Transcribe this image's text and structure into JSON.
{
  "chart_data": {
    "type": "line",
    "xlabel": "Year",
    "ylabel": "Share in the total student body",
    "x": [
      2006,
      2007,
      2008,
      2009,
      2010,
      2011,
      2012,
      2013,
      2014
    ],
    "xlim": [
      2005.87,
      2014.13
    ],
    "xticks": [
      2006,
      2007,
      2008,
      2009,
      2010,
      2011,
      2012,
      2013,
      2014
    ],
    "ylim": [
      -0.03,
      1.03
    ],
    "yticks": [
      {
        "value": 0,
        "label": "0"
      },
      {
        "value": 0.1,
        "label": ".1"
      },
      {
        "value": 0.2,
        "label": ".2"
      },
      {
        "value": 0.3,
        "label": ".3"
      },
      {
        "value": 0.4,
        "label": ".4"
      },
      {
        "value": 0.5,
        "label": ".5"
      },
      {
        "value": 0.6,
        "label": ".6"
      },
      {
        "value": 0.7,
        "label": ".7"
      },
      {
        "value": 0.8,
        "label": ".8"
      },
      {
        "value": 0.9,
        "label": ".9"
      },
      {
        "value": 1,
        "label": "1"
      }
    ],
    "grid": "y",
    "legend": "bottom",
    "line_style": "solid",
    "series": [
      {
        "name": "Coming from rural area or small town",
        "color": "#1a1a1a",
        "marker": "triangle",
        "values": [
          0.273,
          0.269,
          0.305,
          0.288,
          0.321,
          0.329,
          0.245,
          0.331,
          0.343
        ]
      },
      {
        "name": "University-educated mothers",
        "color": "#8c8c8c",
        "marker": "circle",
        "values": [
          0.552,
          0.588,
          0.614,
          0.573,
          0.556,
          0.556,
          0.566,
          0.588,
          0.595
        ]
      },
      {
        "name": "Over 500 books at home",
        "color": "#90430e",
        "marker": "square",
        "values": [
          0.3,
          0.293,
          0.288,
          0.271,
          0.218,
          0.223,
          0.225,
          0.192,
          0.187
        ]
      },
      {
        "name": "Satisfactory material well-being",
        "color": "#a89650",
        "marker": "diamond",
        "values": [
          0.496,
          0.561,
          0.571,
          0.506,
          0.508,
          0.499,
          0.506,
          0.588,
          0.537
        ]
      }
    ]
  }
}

==

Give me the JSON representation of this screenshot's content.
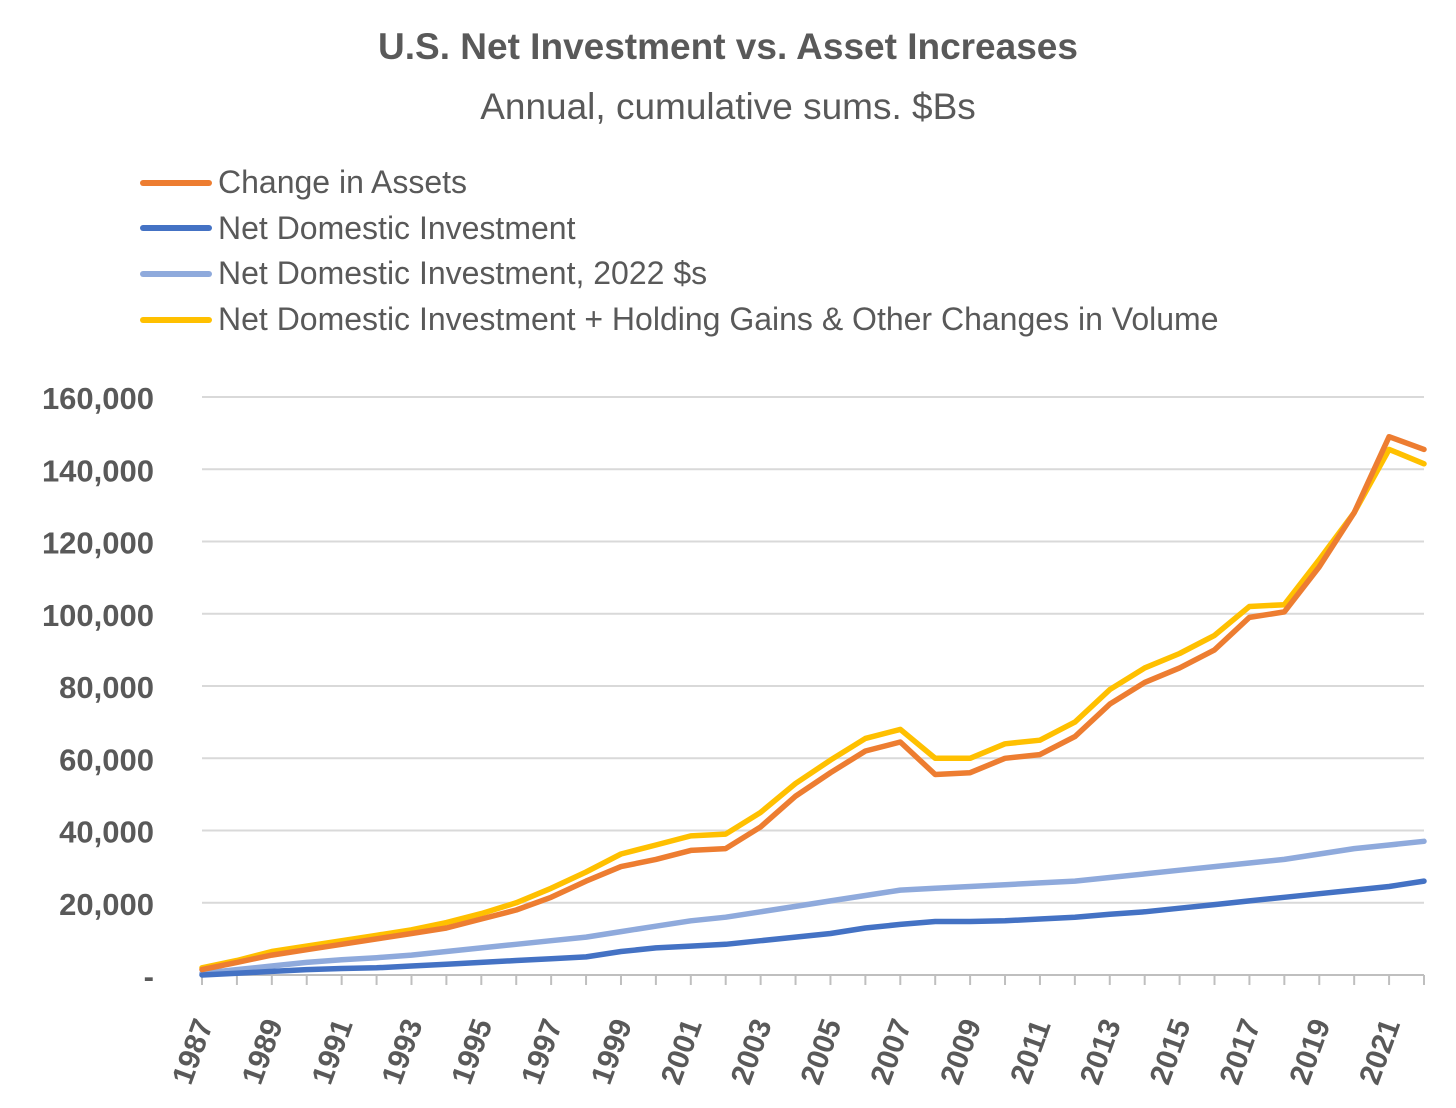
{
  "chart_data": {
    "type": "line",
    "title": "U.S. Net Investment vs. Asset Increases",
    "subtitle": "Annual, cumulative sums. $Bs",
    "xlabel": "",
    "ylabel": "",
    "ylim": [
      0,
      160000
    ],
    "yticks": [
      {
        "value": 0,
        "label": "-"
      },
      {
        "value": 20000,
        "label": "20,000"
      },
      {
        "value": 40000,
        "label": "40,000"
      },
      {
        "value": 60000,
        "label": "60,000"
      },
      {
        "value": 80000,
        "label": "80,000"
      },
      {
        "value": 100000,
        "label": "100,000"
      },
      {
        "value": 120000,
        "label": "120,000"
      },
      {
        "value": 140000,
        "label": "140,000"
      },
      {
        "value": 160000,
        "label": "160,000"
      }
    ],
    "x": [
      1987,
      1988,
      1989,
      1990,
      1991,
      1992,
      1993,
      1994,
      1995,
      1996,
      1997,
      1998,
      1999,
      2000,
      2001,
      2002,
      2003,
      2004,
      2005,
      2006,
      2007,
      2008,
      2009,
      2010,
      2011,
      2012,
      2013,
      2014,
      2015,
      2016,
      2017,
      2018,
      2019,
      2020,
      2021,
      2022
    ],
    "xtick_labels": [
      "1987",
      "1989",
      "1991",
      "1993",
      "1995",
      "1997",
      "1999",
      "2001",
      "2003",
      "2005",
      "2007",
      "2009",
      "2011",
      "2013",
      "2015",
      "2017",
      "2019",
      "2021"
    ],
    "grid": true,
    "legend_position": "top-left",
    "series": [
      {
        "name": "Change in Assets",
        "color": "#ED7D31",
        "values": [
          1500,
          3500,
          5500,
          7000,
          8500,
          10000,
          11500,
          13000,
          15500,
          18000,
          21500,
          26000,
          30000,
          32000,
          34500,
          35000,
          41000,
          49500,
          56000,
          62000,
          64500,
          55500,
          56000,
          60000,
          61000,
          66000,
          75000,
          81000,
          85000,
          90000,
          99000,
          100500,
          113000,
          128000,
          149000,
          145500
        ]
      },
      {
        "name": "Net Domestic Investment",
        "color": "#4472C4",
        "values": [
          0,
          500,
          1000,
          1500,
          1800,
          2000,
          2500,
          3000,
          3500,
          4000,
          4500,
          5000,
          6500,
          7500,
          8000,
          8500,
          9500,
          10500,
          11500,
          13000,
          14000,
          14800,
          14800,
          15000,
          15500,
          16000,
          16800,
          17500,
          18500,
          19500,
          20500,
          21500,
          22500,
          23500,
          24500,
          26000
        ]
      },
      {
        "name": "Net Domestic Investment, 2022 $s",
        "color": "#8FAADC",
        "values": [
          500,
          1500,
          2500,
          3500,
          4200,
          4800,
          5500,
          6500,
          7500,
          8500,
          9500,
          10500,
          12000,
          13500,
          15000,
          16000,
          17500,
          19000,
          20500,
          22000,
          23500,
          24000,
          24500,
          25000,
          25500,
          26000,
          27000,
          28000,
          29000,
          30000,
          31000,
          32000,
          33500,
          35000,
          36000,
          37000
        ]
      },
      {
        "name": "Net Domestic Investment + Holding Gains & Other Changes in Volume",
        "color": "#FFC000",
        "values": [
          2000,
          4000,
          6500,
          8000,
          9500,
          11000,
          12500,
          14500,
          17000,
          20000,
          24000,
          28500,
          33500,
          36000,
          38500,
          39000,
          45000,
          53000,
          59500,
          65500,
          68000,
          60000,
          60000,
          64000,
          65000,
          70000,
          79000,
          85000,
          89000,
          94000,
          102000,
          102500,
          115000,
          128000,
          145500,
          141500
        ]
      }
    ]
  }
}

==

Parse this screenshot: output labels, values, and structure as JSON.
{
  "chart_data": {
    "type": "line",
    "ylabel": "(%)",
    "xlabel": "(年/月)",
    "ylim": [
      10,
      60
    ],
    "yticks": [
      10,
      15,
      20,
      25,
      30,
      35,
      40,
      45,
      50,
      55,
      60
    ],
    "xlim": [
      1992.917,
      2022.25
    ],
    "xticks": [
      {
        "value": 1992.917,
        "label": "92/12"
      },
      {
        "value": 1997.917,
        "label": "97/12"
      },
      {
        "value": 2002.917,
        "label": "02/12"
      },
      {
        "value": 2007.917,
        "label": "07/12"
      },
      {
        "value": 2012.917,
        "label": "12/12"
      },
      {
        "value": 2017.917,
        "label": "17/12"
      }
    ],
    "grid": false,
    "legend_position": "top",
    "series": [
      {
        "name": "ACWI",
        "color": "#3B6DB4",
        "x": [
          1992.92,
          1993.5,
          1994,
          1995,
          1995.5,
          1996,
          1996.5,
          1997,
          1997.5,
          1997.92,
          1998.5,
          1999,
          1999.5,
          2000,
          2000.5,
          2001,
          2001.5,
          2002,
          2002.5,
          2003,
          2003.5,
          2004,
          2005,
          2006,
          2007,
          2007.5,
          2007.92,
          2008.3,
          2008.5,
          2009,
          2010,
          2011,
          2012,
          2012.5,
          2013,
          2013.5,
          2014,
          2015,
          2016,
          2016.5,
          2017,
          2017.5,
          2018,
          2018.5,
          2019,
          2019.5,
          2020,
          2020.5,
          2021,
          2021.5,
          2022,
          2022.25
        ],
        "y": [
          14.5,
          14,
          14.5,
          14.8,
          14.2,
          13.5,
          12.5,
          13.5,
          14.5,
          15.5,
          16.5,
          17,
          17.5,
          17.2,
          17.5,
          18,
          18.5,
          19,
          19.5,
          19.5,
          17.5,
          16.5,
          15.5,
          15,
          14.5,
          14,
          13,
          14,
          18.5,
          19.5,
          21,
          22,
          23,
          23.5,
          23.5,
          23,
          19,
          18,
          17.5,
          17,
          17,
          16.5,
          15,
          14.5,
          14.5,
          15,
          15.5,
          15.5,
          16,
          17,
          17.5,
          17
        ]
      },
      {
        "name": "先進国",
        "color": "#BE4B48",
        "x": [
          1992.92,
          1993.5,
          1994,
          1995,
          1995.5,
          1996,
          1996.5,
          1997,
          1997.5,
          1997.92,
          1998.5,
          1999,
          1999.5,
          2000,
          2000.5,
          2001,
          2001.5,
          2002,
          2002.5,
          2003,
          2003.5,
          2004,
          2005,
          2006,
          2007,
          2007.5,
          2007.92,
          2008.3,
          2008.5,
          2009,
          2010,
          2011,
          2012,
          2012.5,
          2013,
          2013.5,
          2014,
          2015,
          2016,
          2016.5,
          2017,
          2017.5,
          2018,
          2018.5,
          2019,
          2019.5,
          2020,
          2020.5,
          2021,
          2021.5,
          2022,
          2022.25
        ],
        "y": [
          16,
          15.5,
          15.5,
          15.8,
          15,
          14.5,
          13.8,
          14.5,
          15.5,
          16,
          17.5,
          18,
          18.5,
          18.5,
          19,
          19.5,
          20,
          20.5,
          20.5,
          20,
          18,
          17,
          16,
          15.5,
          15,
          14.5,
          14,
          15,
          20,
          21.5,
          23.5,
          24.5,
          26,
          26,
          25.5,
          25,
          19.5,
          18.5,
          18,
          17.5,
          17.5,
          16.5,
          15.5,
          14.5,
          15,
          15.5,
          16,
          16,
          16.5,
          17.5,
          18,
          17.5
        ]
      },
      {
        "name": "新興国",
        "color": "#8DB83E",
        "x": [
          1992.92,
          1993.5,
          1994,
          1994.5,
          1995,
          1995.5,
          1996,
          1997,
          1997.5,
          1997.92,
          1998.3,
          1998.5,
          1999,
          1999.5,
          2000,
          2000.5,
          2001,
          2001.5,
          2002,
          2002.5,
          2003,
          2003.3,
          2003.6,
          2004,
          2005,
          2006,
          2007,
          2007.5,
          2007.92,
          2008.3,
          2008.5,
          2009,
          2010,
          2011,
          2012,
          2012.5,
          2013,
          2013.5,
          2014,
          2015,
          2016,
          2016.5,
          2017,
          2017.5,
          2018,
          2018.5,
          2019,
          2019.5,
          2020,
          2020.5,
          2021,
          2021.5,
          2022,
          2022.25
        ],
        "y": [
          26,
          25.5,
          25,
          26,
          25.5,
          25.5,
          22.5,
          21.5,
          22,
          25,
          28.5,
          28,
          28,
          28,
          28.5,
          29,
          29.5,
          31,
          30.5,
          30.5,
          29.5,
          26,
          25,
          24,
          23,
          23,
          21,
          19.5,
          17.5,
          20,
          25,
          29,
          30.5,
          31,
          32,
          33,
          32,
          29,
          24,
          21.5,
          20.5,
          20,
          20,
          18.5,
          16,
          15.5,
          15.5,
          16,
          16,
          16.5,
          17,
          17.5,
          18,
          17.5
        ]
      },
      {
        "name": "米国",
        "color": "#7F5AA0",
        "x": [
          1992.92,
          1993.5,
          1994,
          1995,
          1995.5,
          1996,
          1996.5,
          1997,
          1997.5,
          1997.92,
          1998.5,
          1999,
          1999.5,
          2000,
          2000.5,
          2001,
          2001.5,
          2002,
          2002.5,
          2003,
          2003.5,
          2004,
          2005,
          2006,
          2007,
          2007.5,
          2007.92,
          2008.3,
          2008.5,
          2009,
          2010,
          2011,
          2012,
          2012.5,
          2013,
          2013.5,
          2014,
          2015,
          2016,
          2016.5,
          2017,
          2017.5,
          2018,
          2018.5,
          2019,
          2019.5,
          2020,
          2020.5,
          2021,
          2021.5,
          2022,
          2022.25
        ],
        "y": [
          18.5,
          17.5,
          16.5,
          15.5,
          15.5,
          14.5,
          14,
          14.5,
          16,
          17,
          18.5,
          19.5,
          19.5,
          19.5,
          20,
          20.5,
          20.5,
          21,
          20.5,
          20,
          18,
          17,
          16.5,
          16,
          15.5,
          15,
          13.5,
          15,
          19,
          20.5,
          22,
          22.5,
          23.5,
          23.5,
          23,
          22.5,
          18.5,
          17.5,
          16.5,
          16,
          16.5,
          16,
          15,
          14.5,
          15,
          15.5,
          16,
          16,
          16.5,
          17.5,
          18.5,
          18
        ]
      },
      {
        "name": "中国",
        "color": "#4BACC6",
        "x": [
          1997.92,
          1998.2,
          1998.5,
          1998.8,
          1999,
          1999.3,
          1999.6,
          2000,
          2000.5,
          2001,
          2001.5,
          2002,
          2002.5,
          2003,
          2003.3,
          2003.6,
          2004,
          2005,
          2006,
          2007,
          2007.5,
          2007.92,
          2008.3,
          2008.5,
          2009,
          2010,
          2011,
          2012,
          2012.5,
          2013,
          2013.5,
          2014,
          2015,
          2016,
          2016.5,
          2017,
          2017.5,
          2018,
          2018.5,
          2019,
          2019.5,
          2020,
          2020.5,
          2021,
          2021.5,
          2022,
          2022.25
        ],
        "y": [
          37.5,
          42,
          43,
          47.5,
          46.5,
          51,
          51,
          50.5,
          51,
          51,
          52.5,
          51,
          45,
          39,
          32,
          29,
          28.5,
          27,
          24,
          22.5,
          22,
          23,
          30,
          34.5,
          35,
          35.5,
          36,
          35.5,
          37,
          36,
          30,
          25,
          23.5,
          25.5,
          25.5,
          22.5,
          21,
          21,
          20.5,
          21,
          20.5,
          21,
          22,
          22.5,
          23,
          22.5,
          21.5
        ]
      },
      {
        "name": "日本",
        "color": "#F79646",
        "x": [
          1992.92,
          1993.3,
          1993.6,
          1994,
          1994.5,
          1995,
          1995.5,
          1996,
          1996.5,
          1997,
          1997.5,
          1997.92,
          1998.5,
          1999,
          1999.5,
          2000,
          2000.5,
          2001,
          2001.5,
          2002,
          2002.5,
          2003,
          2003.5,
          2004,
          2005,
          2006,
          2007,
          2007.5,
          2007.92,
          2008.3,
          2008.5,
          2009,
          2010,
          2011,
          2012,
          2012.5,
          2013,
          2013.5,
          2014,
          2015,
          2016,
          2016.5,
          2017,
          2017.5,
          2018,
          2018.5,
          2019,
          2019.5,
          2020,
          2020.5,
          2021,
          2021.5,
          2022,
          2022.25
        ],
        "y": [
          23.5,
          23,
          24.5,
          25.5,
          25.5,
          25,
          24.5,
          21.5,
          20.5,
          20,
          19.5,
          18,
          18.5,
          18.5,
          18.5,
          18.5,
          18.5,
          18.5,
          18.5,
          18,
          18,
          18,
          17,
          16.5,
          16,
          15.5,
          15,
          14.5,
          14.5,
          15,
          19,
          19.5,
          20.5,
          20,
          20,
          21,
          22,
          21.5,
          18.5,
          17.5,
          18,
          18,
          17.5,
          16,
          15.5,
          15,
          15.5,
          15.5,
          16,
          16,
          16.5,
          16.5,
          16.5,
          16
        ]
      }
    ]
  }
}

- **Set problem**
Copy each line of the preceding data that contains the string "structure".

- **Result**
Transcribe this image's text and structure into JSON.
Parse this screenshot: output labels, values, and structure as JSON.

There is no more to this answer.